━━━ Exercise materials ━━━

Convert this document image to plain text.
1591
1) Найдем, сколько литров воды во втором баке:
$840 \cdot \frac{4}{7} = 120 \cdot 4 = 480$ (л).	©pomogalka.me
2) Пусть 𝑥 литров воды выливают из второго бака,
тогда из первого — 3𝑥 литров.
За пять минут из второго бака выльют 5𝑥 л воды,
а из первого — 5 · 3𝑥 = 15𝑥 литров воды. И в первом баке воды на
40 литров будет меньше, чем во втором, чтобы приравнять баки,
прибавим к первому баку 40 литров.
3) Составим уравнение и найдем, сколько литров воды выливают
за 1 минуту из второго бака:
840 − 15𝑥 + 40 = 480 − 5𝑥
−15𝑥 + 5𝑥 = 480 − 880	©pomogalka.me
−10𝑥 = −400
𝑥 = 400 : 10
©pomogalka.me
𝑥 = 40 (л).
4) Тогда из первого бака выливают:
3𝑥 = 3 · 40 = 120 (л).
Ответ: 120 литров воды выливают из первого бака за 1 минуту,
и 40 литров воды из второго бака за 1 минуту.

━━━
━━━ Exercise materials ━━━

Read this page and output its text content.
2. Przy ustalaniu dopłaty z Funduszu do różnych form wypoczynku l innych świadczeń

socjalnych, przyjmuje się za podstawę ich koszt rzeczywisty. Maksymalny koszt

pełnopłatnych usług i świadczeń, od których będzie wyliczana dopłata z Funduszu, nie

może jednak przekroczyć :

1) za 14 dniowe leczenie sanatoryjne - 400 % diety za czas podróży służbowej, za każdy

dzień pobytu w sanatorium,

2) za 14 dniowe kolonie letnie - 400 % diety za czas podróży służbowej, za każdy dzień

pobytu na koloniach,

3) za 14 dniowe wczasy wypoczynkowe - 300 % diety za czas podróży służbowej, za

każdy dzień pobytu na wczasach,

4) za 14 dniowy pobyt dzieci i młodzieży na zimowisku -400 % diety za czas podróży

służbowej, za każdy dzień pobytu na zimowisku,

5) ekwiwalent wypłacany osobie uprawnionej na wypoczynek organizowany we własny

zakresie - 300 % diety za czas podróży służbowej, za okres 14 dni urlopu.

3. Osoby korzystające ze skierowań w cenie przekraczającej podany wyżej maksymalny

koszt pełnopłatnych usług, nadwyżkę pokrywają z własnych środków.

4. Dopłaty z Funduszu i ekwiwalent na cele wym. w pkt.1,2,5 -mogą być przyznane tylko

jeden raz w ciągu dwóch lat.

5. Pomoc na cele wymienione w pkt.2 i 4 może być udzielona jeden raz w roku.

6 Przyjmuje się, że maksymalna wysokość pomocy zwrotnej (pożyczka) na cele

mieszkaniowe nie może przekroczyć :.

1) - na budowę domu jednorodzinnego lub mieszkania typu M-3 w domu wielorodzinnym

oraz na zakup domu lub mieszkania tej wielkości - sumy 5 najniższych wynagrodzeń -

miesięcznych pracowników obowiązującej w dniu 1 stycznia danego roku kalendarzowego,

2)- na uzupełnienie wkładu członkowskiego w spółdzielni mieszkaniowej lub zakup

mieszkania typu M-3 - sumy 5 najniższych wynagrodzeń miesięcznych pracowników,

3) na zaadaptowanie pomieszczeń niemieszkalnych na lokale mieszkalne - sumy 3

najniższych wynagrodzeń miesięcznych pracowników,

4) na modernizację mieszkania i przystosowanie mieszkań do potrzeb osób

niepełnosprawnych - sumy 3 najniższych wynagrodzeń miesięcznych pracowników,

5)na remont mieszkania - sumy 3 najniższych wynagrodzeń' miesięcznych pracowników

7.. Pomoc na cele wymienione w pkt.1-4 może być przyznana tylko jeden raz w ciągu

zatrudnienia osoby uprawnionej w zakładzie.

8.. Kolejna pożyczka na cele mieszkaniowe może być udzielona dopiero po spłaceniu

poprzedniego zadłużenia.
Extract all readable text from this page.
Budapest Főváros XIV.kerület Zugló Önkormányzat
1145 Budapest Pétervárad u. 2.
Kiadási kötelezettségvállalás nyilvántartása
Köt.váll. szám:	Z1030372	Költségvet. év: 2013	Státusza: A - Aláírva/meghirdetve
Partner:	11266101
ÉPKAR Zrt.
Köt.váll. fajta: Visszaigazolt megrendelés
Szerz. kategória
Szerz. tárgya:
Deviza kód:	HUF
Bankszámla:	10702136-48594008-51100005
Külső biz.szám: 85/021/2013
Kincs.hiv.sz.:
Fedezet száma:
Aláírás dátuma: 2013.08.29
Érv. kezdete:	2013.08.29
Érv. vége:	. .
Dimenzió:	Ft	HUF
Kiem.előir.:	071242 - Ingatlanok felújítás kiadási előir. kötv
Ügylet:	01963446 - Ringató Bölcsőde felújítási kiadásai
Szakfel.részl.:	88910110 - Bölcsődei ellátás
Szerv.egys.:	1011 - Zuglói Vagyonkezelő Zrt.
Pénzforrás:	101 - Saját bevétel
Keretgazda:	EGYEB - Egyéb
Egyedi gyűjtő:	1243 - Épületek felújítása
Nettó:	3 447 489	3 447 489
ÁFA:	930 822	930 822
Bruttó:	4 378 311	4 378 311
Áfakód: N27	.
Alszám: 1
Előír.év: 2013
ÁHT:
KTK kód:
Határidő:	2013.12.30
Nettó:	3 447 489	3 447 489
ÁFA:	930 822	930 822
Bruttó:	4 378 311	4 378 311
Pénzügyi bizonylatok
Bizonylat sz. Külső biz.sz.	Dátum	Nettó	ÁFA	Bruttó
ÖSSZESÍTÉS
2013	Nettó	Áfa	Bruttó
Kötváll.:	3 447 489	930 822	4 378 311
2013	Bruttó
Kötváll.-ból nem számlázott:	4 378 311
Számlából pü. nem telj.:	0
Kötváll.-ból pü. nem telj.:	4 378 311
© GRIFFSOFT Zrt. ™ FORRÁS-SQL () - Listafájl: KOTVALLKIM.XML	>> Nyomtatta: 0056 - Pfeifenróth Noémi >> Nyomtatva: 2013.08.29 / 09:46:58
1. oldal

━━━

Using the records above, copy each line that contains "Funduszu".

2. Przy ustalaniu dopłaty z Funduszu do różnych form wypoczynku l innych świadczeń
pełnopłatnych usług i świadczeń, od których będzie wyliczana dopłata z Funduszu, nie
4. Dopłaty z Funduszu i ekwiwalent na cele wym. w pkt.1,2,5 -mogą być przyznane tylko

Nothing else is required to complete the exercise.